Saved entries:
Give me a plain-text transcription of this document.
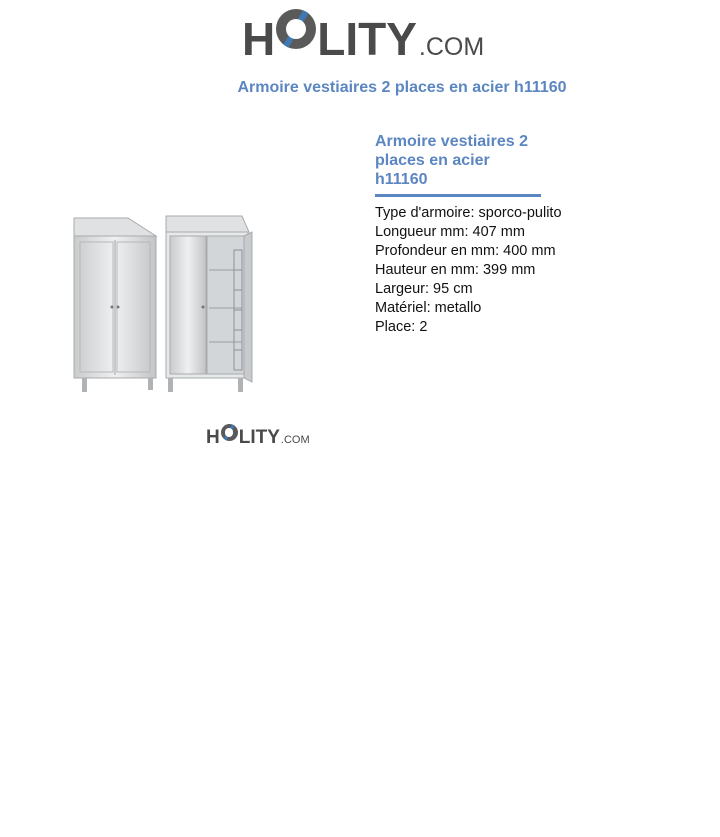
H LITY .COM
Armoire vestiaires 2 places en acier h11160
H LITY .COM
Armoire vestiaires 2
places en acier
h11160
Type d'armoire: sporco-pulito
Longueur mm: 407 mm
Profondeur en mm: 400 mm
Hauteur en mm: 399 mm
Largeur: 95 cm
Matériel: metallo
Place: 2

__Task details__
Reproduce every line of the material precisely, omitting its pictures.

__In response__
Give me a plain-text transcription of this document.
H LITY .COM
Armoire vestiaires 2 places en acier h11160
H LITY .COM
Armoire vestiaires 2
places en acier
h11160
Type d'armoire: sporco-pulito
Longueur mm: 407 mm
Profondeur en mm: 400 mm
Hauteur en mm: 399 mm
Largeur: 95 cm
Matériel: metallo
Place: 2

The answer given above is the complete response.